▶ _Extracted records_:
_____

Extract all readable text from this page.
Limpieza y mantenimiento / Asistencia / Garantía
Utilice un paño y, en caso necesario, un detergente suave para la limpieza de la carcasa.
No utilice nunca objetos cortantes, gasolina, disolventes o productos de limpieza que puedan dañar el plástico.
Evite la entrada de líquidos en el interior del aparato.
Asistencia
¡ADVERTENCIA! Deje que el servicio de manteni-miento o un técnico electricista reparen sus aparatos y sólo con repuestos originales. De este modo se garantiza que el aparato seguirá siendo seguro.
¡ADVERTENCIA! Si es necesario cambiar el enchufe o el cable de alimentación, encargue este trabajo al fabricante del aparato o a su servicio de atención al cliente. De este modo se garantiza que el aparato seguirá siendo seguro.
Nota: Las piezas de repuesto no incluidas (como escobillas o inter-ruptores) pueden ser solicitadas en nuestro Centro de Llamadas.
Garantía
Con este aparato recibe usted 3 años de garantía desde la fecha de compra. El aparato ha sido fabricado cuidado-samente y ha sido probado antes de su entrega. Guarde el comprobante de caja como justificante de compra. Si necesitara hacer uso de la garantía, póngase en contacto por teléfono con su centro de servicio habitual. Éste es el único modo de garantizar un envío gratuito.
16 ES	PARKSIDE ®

_____

▶ _Problem to solve_: Gather each line in these records that contains the string "como".

▶ _Task solution_:
Nota: Las piezas de repuesto no incluidas (como escobillas o inter-ruptores) pueden ser solicitadas en nuestro Centro de Llamadas.
Con este aparato recibe usted 3 años de garantía desde la fecha de compra. El aparato ha sido fabricado cuidado-samente y ha sido probado antes de su entrega. Guarde el comprobante de caja como justificante de compra. Si necesitara hacer uso de la garantía, póngase en contacto por teléfono con su centro de servicio habitual. Éste es el único modo de garantizar un envío gratuito.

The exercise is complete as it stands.